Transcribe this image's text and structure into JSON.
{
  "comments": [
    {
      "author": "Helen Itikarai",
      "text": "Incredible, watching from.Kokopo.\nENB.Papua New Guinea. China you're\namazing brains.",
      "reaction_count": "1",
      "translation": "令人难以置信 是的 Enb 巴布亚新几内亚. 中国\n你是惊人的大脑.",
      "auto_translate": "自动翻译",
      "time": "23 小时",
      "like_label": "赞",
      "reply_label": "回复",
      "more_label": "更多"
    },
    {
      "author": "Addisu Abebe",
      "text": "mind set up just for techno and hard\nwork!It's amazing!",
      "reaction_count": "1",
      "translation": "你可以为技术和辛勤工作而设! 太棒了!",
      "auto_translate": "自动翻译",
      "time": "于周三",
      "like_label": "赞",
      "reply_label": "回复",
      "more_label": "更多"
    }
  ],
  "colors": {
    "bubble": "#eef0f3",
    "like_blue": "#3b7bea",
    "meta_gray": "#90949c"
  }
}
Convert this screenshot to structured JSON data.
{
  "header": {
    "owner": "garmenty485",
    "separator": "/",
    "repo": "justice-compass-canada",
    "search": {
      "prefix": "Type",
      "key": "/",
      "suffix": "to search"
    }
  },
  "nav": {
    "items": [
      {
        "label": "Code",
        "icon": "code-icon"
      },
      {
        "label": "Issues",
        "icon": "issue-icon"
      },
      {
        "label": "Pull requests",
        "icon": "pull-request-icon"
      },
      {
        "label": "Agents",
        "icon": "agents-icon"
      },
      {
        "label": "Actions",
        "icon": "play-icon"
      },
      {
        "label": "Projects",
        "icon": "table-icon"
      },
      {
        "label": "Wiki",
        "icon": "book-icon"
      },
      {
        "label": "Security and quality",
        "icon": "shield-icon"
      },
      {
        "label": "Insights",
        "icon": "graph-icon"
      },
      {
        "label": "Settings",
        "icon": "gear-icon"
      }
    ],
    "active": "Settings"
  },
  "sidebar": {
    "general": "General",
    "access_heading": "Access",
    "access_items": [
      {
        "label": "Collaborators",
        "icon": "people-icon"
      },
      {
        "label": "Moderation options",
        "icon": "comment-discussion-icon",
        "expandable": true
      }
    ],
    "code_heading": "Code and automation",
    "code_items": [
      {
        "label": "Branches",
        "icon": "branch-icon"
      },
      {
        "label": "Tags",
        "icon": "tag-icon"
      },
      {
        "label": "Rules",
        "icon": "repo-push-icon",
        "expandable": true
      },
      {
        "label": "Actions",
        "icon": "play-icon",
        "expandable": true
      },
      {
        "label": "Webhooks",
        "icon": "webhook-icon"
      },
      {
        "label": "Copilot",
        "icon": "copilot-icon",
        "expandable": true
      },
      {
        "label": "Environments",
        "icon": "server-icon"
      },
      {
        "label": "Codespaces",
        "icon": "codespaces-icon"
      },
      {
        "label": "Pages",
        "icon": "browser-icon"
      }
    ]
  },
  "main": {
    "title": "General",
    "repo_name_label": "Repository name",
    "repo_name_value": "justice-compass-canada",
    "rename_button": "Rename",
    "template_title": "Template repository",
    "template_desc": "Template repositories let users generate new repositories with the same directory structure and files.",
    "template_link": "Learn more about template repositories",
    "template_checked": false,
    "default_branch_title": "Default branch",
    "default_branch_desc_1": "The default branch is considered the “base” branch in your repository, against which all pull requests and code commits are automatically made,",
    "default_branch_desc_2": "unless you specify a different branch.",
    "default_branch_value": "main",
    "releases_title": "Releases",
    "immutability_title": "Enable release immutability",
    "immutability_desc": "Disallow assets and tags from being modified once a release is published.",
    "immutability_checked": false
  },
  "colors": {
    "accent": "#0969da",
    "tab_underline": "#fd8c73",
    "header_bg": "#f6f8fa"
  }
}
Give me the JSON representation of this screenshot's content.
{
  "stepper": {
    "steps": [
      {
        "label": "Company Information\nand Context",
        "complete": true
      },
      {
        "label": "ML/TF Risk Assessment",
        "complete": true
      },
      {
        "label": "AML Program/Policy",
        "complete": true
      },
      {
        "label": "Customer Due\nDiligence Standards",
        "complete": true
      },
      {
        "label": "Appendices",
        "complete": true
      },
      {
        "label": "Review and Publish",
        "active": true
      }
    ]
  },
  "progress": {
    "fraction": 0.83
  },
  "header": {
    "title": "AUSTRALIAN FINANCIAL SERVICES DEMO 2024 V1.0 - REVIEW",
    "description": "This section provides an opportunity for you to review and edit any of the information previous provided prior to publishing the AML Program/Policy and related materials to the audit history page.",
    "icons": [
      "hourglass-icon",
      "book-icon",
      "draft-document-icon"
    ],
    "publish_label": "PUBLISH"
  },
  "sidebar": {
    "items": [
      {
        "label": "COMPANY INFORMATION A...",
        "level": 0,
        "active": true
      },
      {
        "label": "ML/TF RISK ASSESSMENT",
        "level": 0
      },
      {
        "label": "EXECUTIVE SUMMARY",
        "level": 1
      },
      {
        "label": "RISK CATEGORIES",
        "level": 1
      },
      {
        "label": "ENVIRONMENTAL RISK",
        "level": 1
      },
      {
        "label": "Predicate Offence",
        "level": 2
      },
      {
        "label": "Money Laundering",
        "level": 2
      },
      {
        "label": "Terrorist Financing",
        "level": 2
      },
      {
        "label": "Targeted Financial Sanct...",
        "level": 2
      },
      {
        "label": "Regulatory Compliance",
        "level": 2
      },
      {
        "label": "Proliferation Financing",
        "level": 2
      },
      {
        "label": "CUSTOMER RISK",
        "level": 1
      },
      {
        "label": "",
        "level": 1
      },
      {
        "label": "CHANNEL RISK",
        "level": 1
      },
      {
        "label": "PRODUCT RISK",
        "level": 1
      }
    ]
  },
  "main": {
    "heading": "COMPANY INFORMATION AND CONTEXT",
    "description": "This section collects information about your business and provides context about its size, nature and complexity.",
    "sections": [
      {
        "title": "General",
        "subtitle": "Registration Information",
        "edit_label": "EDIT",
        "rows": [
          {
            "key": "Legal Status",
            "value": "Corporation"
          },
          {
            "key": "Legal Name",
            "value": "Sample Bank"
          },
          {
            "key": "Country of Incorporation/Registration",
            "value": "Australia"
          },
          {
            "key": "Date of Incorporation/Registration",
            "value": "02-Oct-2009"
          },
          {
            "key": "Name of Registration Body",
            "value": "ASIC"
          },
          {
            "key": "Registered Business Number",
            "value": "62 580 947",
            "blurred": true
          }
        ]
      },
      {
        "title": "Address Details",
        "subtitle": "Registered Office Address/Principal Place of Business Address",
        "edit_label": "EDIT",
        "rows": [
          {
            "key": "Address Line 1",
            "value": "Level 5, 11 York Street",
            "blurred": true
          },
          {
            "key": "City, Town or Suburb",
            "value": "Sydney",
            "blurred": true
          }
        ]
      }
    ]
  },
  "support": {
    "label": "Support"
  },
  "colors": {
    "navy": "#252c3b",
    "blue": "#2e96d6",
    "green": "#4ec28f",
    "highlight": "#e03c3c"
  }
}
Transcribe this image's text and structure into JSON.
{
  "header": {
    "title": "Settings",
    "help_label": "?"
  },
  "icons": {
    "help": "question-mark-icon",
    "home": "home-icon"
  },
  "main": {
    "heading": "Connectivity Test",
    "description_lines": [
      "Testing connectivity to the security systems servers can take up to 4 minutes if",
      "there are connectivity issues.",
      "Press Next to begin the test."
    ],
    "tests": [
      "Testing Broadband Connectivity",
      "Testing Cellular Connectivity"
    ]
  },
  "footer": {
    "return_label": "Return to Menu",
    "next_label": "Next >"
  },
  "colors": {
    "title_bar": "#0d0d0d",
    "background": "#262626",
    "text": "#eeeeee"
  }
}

━━━

### What to do
Repeat the records above exactly, from the first line to the last.

### The output
Transcribe this image's text and structure into JSON.
{
  "comments": [
    {
      "author": "Helen Itikarai",
      "text": "Incredible, watching from.Kokopo.\nENB.Papua New Guinea. China you're\namazing brains.",
      "reaction_count": "1",
      "translation": "令人难以置信 是的 Enb 巴布亚新几内亚. 中国\n你是惊人的大脑.",
      "auto_translate": "自动翻译",
      "time": "23 小时",
      "like_label": "赞",
      "reply_label": "回复",
      "more_label": "更多"
    },
    {
      "author": "Addisu Abebe",
      "text": "mind set up just for techno and hard\nwork!It's amazing!",
      "reaction_count": "1",
      "translation": "你可以为技术和辛勤工作而设! 太棒了!",
      "auto_translate": "自动翻译",
      "time": "于周三",
      "like_label": "赞",
      "reply_label": "回复",
      "more_label": "更多"
    }
  ],
  "colors": {
    "bubble": "#eef0f3",
    "like_blue": "#3b7bea",
    "meta_gray": "#90949c"
  }
}
Convert this screenshot to structured JSON data.
{
  "header": {
    "owner": "garmenty485",
    "separator": "/",
    "repo": "justice-compass-canada",
    "search": {
      "prefix": "Type",
      "key": "/",
      "suffix": "to search"
    }
  },
  "nav": {
    "items": [
      {
        "label": "Code",
        "icon": "code-icon"
      },
      {
        "label": "Issues",
        "icon": "issue-icon"
      },
      {
        "label": "Pull requests",
        "icon": "pull-request-icon"
      },
      {
        "label": "Agents",
        "icon": "agents-icon"
      },
      {
        "label": "Actions",
        "icon": "play-icon"
      },
      {
        "label": "Projects",
        "icon": "table-icon"
      },
      {
        "label": "Wiki",
        "icon": "book-icon"
      },
      {
        "label": "Security and quality",
        "icon": "shield-icon"
      },
      {
        "label": "Insights",
        "icon": "graph-icon"
      },
      {
        "label": "Settings",
        "icon": "gear-icon"
      }
    ],
    "active": "Settings"
  },
  "sidebar": {
    "general": "General",
    "access_heading": "Access",
    "access_items": [
      {
        "label": "Collaborators",
        "icon": "people-icon"
      },
      {
        "label": "Moderation options",
        "icon": "comment-discussion-icon",
        "expandable": true
      }
    ],
    "code_heading": "Code and automation",
    "code_items": [
      {
        "label": "Branches",
        "icon": "branch-icon"
      },
      {
        "label": "Tags",
        "icon": "tag-icon"
      },
      {
        "label": "Rules",
        "icon": "repo-push-icon",
        "expandable": true
      },
      {
        "label": "Actions",
        "icon": "play-icon",
        "expandable": true
      },
      {
        "label": "Webhooks",
        "icon": "webhook-icon"
      },
      {
        "label": "Copilot",
        "icon": "copilot-icon",
        "expandable": true
      },
      {
        "label": "Environments",
        "icon": "server-icon"
      },
      {
        "label": "Codespaces",
        "icon": "codespaces-icon"
      },
      {
        "label": "Pages",
        "icon": "browser-icon"
      }
    ]
  },
  "main": {
    "title": "General",
    "repo_name_label": "Repository name",
    "repo_name_value": "justice-compass-canada",
    "rename_button": "Rename",
    "template_title": "Template repository",
    "template_desc": "Template repositories let users generate new repositories with the same directory structure and files.",
    "template_link": "Learn more about template repositories",
    "template_checked": false,
    "default_branch_title": "Default branch",
    "default_branch_desc_1": "The default branch is considered the “base” branch in your repository, against which all pull requests and code commits are automatically made,",
    "default_branch_desc_2": "unless you specify a different branch.",
    "default_branch_value": "main",
    "releases_title": "Releases",
    "immutability_title": "Enable release immutability",
    "immutability_desc": "Disallow assets and tags from being modified once a release is published.",
    "immutability_checked": false
  },
  "colors": {
    "accent": "#0969da",
    "tab_underline": "#fd8c73",
    "header_bg": "#f6f8fa"
  }
}
Give me the JSON representation of this screenshot's content.
{
  "stepper": {
    "steps": [
      {
        "label": "Company Information\nand Context",
        "complete": true
      },
      {
        "label": "ML/TF Risk Assessment",
        "complete": true
      },
      {
        "label": "AML Program/Policy",
        "complete": true
      },
      {
        "label": "Customer Due\nDiligence Standards",
        "complete": true
      },
      {
        "label": "Appendices",
        "complete": true
      },
      {
        "label": "Review and Publish",
        "active": true
      }
    ]
  },
  "progress": {
    "fraction": 0.83
  },
  "header": {
    "title": "AUSTRALIAN FINANCIAL SERVICES DEMO 2024 V1.0 - REVIEW",
    "description": "This section provides an opportunity for you to review and edit any of the information previous provided prior to publishing the AML Program/Policy and related materials to the audit history page.",
    "icons": [
      "hourglass-icon",
      "book-icon",
      "draft-document-icon"
    ],
    "publish_label": "PUBLISH"
  },
  "sidebar": {
    "items": [
      {
        "label": "COMPANY INFORMATION A...",
        "level": 0,
        "active": true
      },
      {
        "label": "ML/TF RISK ASSESSMENT",
        "level": 0
      },
      {
        "label": "EXECUTIVE SUMMARY",
        "level": 1
      },
      {
        "label": "RISK CATEGORIES",
        "level": 1
      },
      {
        "label": "ENVIRONMENTAL RISK",
        "level": 1
      },
      {
        "label": "Predicate Offence",
        "level": 2
      },
      {
        "label": "Money Laundering",
        "level": 2
      },
      {
        "label": "Terrorist Financing",
        "level": 2
      },
      {
        "label": "Targeted Financial Sanct...",
        "level": 2
      },
      {
        "label": "Regulatory Compliance",
        "level": 2
      },
      {
        "label": "Proliferation Financing",
        "level": 2
      },
      {
        "label": "CUSTOMER RISK",
        "level": 1
      },
      {
        "label": "",
        "level": 1
      },
      {
        "label": "CHANNEL RISK",
        "level": 1
      },
      {
        "label": "PRODUCT RISK",
        "level": 1
      }
    ]
  },
  "main": {
    "heading": "COMPANY INFORMATION AND CONTEXT",
    "description": "This section collects information about your business and provides context about its size, nature and complexity.",
    "sections": [
      {
        "title": "General",
        "subtitle": "Registration Information",
        "edit_label": "EDIT",
        "rows": [
          {
            "key": "Legal Status",
            "value": "Corporation"
          },
          {
            "key": "Legal Name",
            "value": "Sample Bank"
          },
          {
            "key": "Country of Incorporation/Registration",
            "value": "Australia"
          },
          {
            "key": "Date of Incorporation/Registration",
            "value": "02-Oct-2009"
          },
          {
            "key": "Name of Registration Body",
            "value": "ASIC"
          },
          {
            "key": "Registered Business Number",
            "value": "62 580 947",
            "blurred": true
          }
        ]
      },
      {
        "title": "Address Details",
        "subtitle": "Registered Office Address/Principal Place of Business Address",
        "edit_label": "EDIT",
        "rows": [
          {
            "key": "Address Line 1",
            "value": "Level 5, 11 York Street",
            "blurred": true
          },
          {
            "key": "City, Town or Suburb",
            "value": "Sydney",
            "blurred": true
          }
        ]
      }
    ]
  },
  "support": {
    "label": "Support"
  },
  "colors": {
    "navy": "#252c3b",
    "blue": "#2e96d6",
    "green": "#4ec28f",
    "highlight": "#e03c3c"
  }
}
Transcribe this image's text and structure into JSON.
{
  "header": {
    "title": "Settings",
    "help_label": "?"
  },
  "icons": {
    "help": "question-mark-icon",
    "home": "home-icon"
  },
  "main": {
    "heading": "Connectivity Test",
    "description_lines": [
      "Testing connectivity to the security systems servers can take up to 4 minutes if",
      "there are connectivity issues.",
      "Press Next to begin the test."
    ],
    "tests": [
      "Testing Broadband Connectivity",
      "Testing Cellular Connectivity"
    ]
  },
  "footer": {
    "return_label": "Return to Menu",
    "next_label": "Next >"
  },
  "colors": {
    "title_bar": "#0d0d0d",
    "background": "#262626",
    "text": "#eeeeee"
  }
}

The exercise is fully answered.